=== Stated task ===
Transcribe all of the material exactly.

=== Data to use ===

┄┄┄┄┄┄┄┄┄┄┄┄┄┄┄┄┄┄┄┄

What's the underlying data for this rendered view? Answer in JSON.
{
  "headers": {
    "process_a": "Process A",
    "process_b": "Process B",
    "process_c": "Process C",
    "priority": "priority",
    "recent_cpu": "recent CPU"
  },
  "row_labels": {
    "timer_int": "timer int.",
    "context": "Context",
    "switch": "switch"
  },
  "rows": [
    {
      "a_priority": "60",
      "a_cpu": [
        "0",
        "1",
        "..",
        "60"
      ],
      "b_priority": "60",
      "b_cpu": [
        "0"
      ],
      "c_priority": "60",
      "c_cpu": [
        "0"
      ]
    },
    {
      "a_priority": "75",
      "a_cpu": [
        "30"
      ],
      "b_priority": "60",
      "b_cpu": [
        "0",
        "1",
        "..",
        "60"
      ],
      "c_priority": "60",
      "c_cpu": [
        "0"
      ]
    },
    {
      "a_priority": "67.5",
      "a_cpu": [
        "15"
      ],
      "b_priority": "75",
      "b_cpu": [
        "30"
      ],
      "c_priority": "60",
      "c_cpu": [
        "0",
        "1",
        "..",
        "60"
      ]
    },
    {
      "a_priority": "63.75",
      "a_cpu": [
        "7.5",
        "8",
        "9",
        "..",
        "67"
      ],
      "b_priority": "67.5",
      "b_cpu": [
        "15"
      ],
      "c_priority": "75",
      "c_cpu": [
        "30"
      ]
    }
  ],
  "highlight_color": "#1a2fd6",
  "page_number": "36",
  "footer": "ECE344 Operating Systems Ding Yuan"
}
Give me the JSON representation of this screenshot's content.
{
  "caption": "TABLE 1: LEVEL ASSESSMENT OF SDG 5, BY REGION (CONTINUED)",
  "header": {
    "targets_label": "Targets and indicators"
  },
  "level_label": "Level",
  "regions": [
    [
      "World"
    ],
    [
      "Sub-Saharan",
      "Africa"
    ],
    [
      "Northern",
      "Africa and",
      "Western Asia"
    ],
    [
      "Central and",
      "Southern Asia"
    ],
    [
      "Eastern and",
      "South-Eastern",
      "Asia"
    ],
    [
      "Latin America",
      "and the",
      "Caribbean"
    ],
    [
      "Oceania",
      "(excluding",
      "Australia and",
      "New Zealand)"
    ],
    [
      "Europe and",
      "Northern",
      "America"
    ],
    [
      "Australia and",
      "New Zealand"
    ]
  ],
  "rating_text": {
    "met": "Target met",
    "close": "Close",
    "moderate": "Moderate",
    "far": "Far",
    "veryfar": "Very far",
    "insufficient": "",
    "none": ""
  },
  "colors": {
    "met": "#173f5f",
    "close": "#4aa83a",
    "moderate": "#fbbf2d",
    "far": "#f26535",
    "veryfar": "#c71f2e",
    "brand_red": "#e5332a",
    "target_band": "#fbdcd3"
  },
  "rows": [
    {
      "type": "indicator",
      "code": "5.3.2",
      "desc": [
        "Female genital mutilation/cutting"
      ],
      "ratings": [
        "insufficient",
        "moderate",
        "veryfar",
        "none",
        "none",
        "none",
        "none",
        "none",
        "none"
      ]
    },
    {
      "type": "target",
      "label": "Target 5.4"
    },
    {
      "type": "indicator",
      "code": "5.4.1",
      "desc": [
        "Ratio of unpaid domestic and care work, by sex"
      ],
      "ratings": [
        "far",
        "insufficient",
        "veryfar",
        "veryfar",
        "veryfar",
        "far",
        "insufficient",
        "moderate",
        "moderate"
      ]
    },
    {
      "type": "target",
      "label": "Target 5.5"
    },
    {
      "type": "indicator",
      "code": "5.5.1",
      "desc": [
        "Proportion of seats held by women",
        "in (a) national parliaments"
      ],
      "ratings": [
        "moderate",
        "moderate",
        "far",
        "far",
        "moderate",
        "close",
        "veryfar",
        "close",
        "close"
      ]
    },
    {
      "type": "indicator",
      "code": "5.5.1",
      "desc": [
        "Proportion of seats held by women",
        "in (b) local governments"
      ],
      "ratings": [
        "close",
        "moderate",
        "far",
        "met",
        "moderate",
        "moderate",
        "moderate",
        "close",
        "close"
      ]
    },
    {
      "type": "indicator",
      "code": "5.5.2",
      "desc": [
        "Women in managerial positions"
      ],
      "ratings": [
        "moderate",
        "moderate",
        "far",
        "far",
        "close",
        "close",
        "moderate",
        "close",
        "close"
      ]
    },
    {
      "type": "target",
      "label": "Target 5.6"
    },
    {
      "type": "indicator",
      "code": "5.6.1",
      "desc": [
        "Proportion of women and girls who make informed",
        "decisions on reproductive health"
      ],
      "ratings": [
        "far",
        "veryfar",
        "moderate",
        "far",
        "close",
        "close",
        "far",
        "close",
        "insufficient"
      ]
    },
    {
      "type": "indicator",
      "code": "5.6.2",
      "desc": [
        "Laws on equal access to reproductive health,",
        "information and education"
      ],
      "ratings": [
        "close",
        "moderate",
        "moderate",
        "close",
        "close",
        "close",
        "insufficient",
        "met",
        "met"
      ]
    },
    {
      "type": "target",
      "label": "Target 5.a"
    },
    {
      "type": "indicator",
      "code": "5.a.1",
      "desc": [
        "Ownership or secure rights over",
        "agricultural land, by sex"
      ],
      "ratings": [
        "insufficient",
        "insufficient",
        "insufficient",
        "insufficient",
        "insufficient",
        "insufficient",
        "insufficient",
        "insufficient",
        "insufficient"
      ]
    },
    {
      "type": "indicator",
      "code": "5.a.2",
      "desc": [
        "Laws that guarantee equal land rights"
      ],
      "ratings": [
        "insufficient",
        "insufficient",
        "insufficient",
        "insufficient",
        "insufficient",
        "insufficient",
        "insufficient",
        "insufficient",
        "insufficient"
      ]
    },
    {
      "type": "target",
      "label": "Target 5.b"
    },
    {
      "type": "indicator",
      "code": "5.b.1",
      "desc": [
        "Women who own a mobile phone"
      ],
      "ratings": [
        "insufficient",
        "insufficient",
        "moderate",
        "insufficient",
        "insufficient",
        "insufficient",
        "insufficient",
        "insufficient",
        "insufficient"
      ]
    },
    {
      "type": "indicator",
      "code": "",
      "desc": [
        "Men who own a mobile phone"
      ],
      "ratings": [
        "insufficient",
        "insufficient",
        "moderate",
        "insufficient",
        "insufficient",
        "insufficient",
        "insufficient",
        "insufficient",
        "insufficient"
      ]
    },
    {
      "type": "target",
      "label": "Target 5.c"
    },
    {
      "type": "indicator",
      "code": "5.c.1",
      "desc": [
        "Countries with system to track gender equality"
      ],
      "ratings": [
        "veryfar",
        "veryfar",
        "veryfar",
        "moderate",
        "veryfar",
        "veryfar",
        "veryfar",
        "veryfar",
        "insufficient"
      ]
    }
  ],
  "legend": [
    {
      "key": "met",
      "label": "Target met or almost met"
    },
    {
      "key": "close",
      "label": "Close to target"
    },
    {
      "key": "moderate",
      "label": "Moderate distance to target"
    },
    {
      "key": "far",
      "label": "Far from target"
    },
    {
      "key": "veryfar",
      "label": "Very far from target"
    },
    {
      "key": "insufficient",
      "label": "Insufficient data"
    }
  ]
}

┄┄┄┄┄┄┄┄┄┄┄┄┄┄┄┄┄┄┄┄

=== Problem solution ===
What's the underlying data for this rendered view? Answer in JSON.
{
  "headers": {
    "process_a": "Process A",
    "process_b": "Process B",
    "process_c": "Process C",
    "priority": "priority",
    "recent_cpu": "recent CPU"
  },
  "row_labels": {
    "timer_int": "timer int.",
    "context": "Context",
    "switch": "switch"
  },
  "rows": [
    {
      "a_priority": "60",
      "a_cpu": [
        "0",
        "1",
        "..",
        "60"
      ],
      "b_priority": "60",
      "b_cpu": [
        "0"
      ],
      "c_priority": "60",
      "c_cpu": [
        "0"
      ]
    },
    {
      "a_priority": "75",
      "a_cpu": [
        "30"
      ],
      "b_priority": "60",
      "b_cpu": [
        "0",
        "1",
        "..",
        "60"
      ],
      "c_priority": "60",
      "c_cpu": [
        "0"
      ]
    },
    {
      "a_priority": "67.5",
      "a_cpu": [
        "15"
      ],
      "b_priority": "75",
      "b_cpu": [
        "30"
      ],
      "c_priority": "60",
      "c_cpu": [
        "0",
        "1",
        "..",
        "60"
      ]
    },
    {
      "a_priority": "63.75",
      "a_cpu": [
        "7.5",
        "8",
        "9",
        "..",
        "67"
      ],
      "b_priority": "67.5",
      "b_cpu": [
        "15"
      ],
      "c_priority": "75",
      "c_cpu": [
        "30"
      ]
    }
  ],
  "highlight_color": "#1a2fd6",
  "page_number": "36",
  "footer": "ECE344 Operating Systems Ding Yuan"
}
Give me the JSON representation of this screenshot's content.
{
  "caption": "TABLE 1: LEVEL ASSESSMENT OF SDG 5, BY REGION (CONTINUED)",
  "header": {
    "targets_label": "Targets and indicators"
  },
  "level_label": "Level",
  "regions": [
    [
      "World"
    ],
    [
      "Sub-Saharan",
      "Africa"
    ],
    [
      "Northern",
      "Africa and",
      "Western Asia"
    ],
    [
      "Central and",
      "Southern Asia"
    ],
    [
      "Eastern and",
      "South-Eastern",
      "Asia"
    ],
    [
      "Latin America",
      "and the",
      "Caribbean"
    ],
    [
      "Oceania",
      "(excluding",
      "Australia and",
      "New Zealand)"
    ],
    [
      "Europe and",
      "Northern",
      "America"
    ],
    [
      "Australia and",
      "New Zealand"
    ]
  ],
  "rating_text": {
    "met": "Target met",
    "close": "Close",
    "moderate": "Moderate",
    "far": "Far",
    "veryfar": "Very far",
    "insufficient": "",
    "none": ""
  },
  "colors": {
    "met": "#173f5f",
    "close": "#4aa83a",
    "moderate": "#fbbf2d",
    "far": "#f26535",
    "veryfar": "#c71f2e",
    "brand_red": "#e5332a",
    "target_band": "#fbdcd3"
  },
  "rows": [
    {
      "type": "indicator",
      "code": "5.3.2",
      "desc": [
        "Female genital mutilation/cutting"
      ],
      "ratings": [
        "insufficient",
        "moderate",
        "veryfar",
        "none",
        "none",
        "none",
        "none",
        "none",
        "none"
      ]
    },
    {
      "type": "target",
      "label": "Target 5.4"
    },
    {
      "type": "indicator",
      "code": "5.4.1",
      "desc": [
        "Ratio of unpaid domestic and care work, by sex"
      ],
      "ratings": [
        "far",
        "insufficient",
        "veryfar",
        "veryfar",
        "veryfar",
        "far",
        "insufficient",
        "moderate",
        "moderate"
      ]
    },
    {
      "type": "target",
      "label": "Target 5.5"
    },
    {
      "type": "indicator",
      "code": "5.5.1",
      "desc": [
        "Proportion of seats held by women",
        "in (a) national parliaments"
      ],
      "ratings": [
        "moderate",
        "moderate",
        "far",
        "far",
        "moderate",
        "close",
        "veryfar",
        "close",
        "close"
      ]
    },
    {
      "type": "indicator",
      "code": "5.5.1",
      "desc": [
        "Proportion of seats held by women",
        "in (b) local governments"
      ],
      "ratings": [
        "close",
        "moderate",
        "far",
        "met",
        "moderate",
        "moderate",
        "moderate",
        "close",
        "close"
      ]
    },
    {
      "type": "indicator",
      "code": "5.5.2",
      "desc": [
        "Women in managerial positions"
      ],
      "ratings": [
        "moderate",
        "moderate",
        "far",
        "far",
        "close",
        "close",
        "moderate",
        "close",
        "close"
      ]
    },
    {
      "type": "target",
      "label": "Target 5.6"
    },
    {
      "type": "indicator",
      "code": "5.6.1",
      "desc": [
        "Proportion of women and girls who make informed",
        "decisions on reproductive health"
      ],
      "ratings": [
        "far",
        "veryfar",
        "moderate",
        "far",
        "close",
        "close",
        "far",
        "close",
        "insufficient"
      ]
    },
    {
      "type": "indicator",
      "code": "5.6.2",
      "desc": [
        "Laws on equal access to reproductive health,",
        "information and education"
      ],
      "ratings": [
        "close",
        "moderate",
        "moderate",
        "close",
        "close",
        "close",
        "insufficient",
        "met",
        "met"
      ]
    },
    {
      "type": "target",
      "label": "Target 5.a"
    },
    {
      "type": "indicator",
      "code": "5.a.1",
      "desc": [
        "Ownership or secure rights over",
        "agricultural land, by sex"
      ],
      "ratings": [
        "insufficient",
        "insufficient",
        "insufficient",
        "insufficient",
        "insufficient",
        "insufficient",
        "insufficient",
        "insufficient",
        "insufficient"
      ]
    },
    {
      "type": "indicator",
      "code": "5.a.2",
      "desc": [
        "Laws that guarantee equal land rights"
      ],
      "ratings": [
        "insufficient",
        "insufficient",
        "insufficient",
        "insufficient",
        "insufficient",
        "insufficient",
        "insufficient",
        "insufficient",
        "insufficient"
      ]
    },
    {
      "type": "target",
      "label": "Target 5.b"
    },
    {
      "type": "indicator",
      "code": "5.b.1",
      "desc": [
        "Women who own a mobile phone"
      ],
      "ratings": [
        "insufficient",
        "insufficient",
        "moderate",
        "insufficient",
        "insufficient",
        "insufficient",
        "insufficient",
        "insufficient",
        "insufficient"
      ]
    },
    {
      "type": "indicator",
      "code": "",
      "desc": [
        "Men who own a mobile phone"
      ],
      "ratings": [
        "insufficient",
        "insufficient",
        "moderate",
        "insufficient",
        "insufficient",
        "insufficient",
        "insufficient",
        "insufficient",
        "insufficient"
      ]
    },
    {
      "type": "target",
      "label": "Target 5.c"
    },
    {
      "type": "indicator",
      "code": "5.c.1",
      "desc": [
        "Countries with system to track gender equality"
      ],
      "ratings": [
        "veryfar",
        "veryfar",
        "veryfar",
        "moderate",
        "veryfar",
        "veryfar",
        "veryfar",
        "veryfar",
        "insufficient"
      ]
    }
  ],
  "legend": [
    {
      "key": "met",
      "label": "Target met or almost met"
    },
    {
      "key": "close",
      "label": "Close to target"
    },
    {
      "key": "moderate",
      "label": "Moderate distance to target"
    },
    {
      "key": "far",
      "label": "Far from target"
    },
    {
      "key": "veryfar",
      "label": "Very far from target"
    },
    {
      "key": "insufficient",
      "label": "Insufficient data"
    }
  ]
}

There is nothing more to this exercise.